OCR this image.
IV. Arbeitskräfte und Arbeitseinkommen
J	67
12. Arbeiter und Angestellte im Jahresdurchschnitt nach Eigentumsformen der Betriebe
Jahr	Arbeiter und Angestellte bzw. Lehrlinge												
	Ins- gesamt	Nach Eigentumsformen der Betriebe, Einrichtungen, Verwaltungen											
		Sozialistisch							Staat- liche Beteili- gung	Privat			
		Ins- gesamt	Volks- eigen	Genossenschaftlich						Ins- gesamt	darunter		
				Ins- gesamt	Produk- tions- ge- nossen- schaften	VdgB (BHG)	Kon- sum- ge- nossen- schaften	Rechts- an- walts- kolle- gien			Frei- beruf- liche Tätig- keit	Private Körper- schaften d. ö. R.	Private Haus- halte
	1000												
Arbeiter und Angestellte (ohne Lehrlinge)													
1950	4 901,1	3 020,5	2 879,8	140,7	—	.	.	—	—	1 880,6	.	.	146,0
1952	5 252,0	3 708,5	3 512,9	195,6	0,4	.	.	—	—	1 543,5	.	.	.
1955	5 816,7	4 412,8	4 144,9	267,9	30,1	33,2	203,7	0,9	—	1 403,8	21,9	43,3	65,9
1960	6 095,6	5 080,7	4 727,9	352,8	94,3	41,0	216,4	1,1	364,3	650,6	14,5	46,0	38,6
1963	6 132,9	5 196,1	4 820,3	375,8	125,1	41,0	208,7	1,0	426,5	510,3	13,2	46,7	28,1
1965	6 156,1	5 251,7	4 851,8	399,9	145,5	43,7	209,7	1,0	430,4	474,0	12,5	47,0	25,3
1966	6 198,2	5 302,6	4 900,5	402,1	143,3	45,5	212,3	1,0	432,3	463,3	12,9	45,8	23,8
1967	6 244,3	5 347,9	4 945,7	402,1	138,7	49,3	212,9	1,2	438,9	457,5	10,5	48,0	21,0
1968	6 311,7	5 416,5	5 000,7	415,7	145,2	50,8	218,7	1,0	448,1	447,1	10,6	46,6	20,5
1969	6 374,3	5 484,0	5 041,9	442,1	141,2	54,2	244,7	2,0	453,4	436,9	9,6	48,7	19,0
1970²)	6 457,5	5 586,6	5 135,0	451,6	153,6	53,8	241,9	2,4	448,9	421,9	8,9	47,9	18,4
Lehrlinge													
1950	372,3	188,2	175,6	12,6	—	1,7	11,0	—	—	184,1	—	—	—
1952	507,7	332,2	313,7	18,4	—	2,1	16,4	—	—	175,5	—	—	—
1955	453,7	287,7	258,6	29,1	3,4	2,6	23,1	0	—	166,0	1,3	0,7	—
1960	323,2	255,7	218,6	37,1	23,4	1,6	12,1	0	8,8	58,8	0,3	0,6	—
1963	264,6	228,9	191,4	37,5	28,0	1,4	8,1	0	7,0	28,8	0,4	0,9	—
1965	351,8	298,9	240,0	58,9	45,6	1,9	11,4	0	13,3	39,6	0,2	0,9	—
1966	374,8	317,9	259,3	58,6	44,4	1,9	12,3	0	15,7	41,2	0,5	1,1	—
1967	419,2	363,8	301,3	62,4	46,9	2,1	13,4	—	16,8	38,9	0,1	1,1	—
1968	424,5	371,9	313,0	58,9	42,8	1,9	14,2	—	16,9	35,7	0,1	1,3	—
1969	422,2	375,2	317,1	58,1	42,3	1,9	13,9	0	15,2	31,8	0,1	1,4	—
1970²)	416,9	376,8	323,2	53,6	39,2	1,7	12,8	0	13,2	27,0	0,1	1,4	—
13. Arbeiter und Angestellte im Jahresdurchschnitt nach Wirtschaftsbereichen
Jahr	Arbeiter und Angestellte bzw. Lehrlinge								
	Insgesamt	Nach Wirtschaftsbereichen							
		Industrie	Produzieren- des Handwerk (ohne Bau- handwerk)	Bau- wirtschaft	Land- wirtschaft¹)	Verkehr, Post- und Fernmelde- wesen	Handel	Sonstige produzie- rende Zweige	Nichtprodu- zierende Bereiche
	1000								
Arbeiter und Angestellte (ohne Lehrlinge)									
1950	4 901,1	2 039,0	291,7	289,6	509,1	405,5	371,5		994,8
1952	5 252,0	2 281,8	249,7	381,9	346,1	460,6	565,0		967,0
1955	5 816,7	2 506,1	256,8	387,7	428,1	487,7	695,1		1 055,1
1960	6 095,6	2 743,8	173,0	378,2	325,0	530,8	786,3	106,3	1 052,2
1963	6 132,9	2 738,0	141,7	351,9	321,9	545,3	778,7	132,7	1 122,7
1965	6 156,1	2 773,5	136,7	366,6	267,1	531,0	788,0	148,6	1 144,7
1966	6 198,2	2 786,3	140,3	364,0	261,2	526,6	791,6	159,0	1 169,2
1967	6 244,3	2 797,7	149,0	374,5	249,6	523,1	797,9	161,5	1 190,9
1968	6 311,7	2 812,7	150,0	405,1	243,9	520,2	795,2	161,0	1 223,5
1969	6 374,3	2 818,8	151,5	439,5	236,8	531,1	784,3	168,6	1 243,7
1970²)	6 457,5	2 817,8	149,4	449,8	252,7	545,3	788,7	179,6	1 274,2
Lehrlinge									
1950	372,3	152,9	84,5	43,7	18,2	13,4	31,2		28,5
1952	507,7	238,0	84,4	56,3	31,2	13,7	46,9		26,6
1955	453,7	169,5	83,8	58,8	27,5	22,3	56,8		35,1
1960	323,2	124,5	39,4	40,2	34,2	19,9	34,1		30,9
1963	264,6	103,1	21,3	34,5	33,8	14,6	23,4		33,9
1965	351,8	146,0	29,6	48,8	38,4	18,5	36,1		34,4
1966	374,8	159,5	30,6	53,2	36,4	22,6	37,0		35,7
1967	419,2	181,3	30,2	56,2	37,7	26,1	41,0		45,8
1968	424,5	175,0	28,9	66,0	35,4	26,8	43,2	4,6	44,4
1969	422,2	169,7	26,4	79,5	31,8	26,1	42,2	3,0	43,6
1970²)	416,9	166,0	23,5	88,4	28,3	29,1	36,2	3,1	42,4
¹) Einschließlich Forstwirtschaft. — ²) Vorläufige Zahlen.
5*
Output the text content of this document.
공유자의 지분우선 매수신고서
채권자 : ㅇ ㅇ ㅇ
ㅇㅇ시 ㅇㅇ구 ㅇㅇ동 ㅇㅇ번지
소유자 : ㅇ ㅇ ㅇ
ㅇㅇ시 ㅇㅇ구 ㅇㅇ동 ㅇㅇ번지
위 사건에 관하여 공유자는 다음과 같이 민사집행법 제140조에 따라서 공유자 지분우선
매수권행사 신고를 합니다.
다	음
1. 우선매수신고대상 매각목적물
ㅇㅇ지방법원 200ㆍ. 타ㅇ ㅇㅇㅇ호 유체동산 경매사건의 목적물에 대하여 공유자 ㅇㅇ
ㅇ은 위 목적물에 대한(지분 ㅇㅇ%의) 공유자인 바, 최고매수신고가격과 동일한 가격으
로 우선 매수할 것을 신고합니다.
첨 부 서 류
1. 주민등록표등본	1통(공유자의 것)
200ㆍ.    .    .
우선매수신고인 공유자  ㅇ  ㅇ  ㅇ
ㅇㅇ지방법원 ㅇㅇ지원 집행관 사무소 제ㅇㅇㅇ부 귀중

INSTRUCTION | Make a verbatim copy of every entry shown above.

RESULT OF THE EXERCISE |
OCR this image.
IV. Arbeitskräfte und Arbeitseinkommen
J	67
12. Arbeiter und Angestellte im Jahresdurchschnitt nach Eigentumsformen der Betriebe
Jahr	Arbeiter und Angestellte bzw. Lehrlinge												
	Ins- gesamt	Nach Eigentumsformen der Betriebe, Einrichtungen, Verwaltungen											
		Sozialistisch							Staat- liche Beteili- gung	Privat			
		Ins- gesamt	Volks- eigen	Genossenschaftlich						Ins- gesamt	darunter		
				Ins- gesamt	Produk- tions- ge- nossen- schaften	VdgB (BHG)	Kon- sum- ge- nossen- schaften	Rechts- an- walts- kolle- gien			Frei- beruf- liche Tätig- keit	Private Körper- schaften d. ö. R.	Private Haus- halte
	1000												
Arbeiter und Angestellte (ohne Lehrlinge)													
1950	4 901,1	3 020,5	2 879,8	140,7	—	.	.	—	—	1 880,6	.	.	146,0
1952	5 252,0	3 708,5	3 512,9	195,6	0,4	.	.	—	—	1 543,5	.	.	.
1955	5 816,7	4 412,8	4 144,9	267,9	30,1	33,2	203,7	0,9	—	1 403,8	21,9	43,3	65,9
1960	6 095,6	5 080,7	4 727,9	352,8	94,3	41,0	216,4	1,1	364,3	650,6	14,5	46,0	38,6
1963	6 132,9	5 196,1	4 820,3	375,8	125,1	41,0	208,7	1,0	426,5	510,3	13,2	46,7	28,1
1965	6 156,1	5 251,7	4 851,8	399,9	145,5	43,7	209,7	1,0	430,4	474,0	12,5	47,0	25,3
1966	6 198,2	5 302,6	4 900,5	402,1	143,3	45,5	212,3	1,0	432,3	463,3	12,9	45,8	23,8
1967	6 244,3	5 347,9	4 945,7	402,1	138,7	49,3	212,9	1,2	438,9	457,5	10,5	48,0	21,0
1968	6 311,7	5 416,5	5 000,7	415,7	145,2	50,8	218,7	1,0	448,1	447,1	10,6	46,6	20,5
1969	6 374,3	5 484,0	5 041,9	442,1	141,2	54,2	244,7	2,0	453,4	436,9	9,6	48,7	19,0
1970²)	6 457,5	5 586,6	5 135,0	451,6	153,6	53,8	241,9	2,4	448,9	421,9	8,9	47,9	18,4
Lehrlinge													
1950	372,3	188,2	175,6	12,6	—	1,7	11,0	—	—	184,1	—	—	—
1952	507,7	332,2	313,7	18,4	—	2,1	16,4	—	—	175,5	—	—	—
1955	453,7	287,7	258,6	29,1	3,4	2,6	23,1	0	—	166,0	1,3	0,7	—
1960	323,2	255,7	218,6	37,1	23,4	1,6	12,1	0	8,8	58,8	0,3	0,6	—
1963	264,6	228,9	191,4	37,5	28,0	1,4	8,1	0	7,0	28,8	0,4	0,9	—
1965	351,8	298,9	240,0	58,9	45,6	1,9	11,4	0	13,3	39,6	0,2	0,9	—
1966	374,8	317,9	259,3	58,6	44,4	1,9	12,3	0	15,7	41,2	0,5	1,1	—
1967	419,2	363,8	301,3	62,4	46,9	2,1	13,4	—	16,8	38,9	0,1	1,1	—
1968	424,5	371,9	313,0	58,9	42,8	1,9	14,2	—	16,9	35,7	0,1	1,3	—
1969	422,2	375,2	317,1	58,1	42,3	1,9	13,9	0	15,2	31,8	0,1	1,4	—
1970²)	416,9	376,8	323,2	53,6	39,2	1,7	12,8	0	13,2	27,0	0,1	1,4	—
13. Arbeiter und Angestellte im Jahresdurchschnitt nach Wirtschaftsbereichen
Jahr	Arbeiter und Angestellte bzw. Lehrlinge								
	Insgesamt	Nach Wirtschaftsbereichen							
		Industrie	Produzieren- des Handwerk (ohne Bau- handwerk)	Bau- wirtschaft	Land- wirtschaft¹)	Verkehr, Post- und Fernmelde- wesen	Handel	Sonstige produzie- rende Zweige	Nichtprodu- zierende Bereiche
	1000								
Arbeiter und Angestellte (ohne Lehrlinge)									
1950	4 901,1	2 039,0	291,7	289,6	509,1	405,5	371,5		994,8
1952	5 252,0	2 281,8	249,7	381,9	346,1	460,6	565,0		967,0
1955	5 816,7	2 506,1	256,8	387,7	428,1	487,7	695,1		1 055,1
1960	6 095,6	2 743,8	173,0	378,2	325,0	530,8	786,3	106,3	1 052,2
1963	6 132,9	2 738,0	141,7	351,9	321,9	545,3	778,7	132,7	1 122,7
1965	6 156,1	2 773,5	136,7	366,6	267,1	531,0	788,0	148,6	1 144,7
1966	6 198,2	2 786,3	140,3	364,0	261,2	526,6	791,6	159,0	1 169,2
1967	6 244,3	2 797,7	149,0	374,5	249,6	523,1	797,9	161,5	1 190,9
1968	6 311,7	2 812,7	150,0	405,1	243,9	520,2	795,2	161,0	1 223,5
1969	6 374,3	2 818,8	151,5	439,5	236,8	531,1	784,3	168,6	1 243,7
1970²)	6 457,5	2 817,8	149,4	449,8	252,7	545,3	788,7	179,6	1 274,2
Lehrlinge									
1950	372,3	152,9	84,5	43,7	18,2	13,4	31,2		28,5
1952	507,7	238,0	84,4	56,3	31,2	13,7	46,9		26,6
1955	453,7	169,5	83,8	58,8	27,5	22,3	56,8		35,1
1960	323,2	124,5	39,4	40,2	34,2	19,9	34,1		30,9
1963	264,6	103,1	21,3	34,5	33,8	14,6	23,4		33,9
1965	351,8	146,0	29,6	48,8	38,4	18,5	36,1		34,4
1966	374,8	159,5	30,6	53,2	36,4	22,6	37,0		35,7
1967	419,2	181,3	30,2	56,2	37,7	26,1	41,0		45,8
1968	424,5	175,0	28,9	66,0	35,4	26,8	43,2	4,6	44,4
1969	422,2	169,7	26,4	79,5	31,8	26,1	42,2	3,0	43,6
1970²)	416,9	166,0	23,5	88,4	28,3	29,1	36,2	3,1	42,4
¹) Einschließlich Forstwirtschaft. — ²) Vorläufige Zahlen.
5*
Output the text content of this document.
공유자의 지분우선 매수신고서
채권자 : ㅇ ㅇ ㅇ
ㅇㅇ시 ㅇㅇ구 ㅇㅇ동 ㅇㅇ번지
소유자 : ㅇ ㅇ ㅇ
ㅇㅇ시 ㅇㅇ구 ㅇㅇ동 ㅇㅇ번지
위 사건에 관하여 공유자는 다음과 같이 민사집행법 제140조에 따라서 공유자 지분우선
매수권행사 신고를 합니다.
다	음
1. 우선매수신고대상 매각목적물
ㅇㅇ지방법원 200ㆍ. 타ㅇ ㅇㅇㅇ호 유체동산 경매사건의 목적물에 대하여 공유자 ㅇㅇ
ㅇ은 위 목적물에 대한(지분 ㅇㅇ%의) 공유자인 바, 최고매수신고가격과 동일한 가격으
로 우선 매수할 것을 신고합니다.
첨 부 서 류
1. 주민등록표등본	1통(공유자의 것)
200ㆍ.    .    .
우선매수신고인 공유자  ㅇ  ㅇ  ㅇ
ㅇㅇ지방법원 ㅇㅇ지원 집행관 사무소 제ㅇㅇㅇ부 귀중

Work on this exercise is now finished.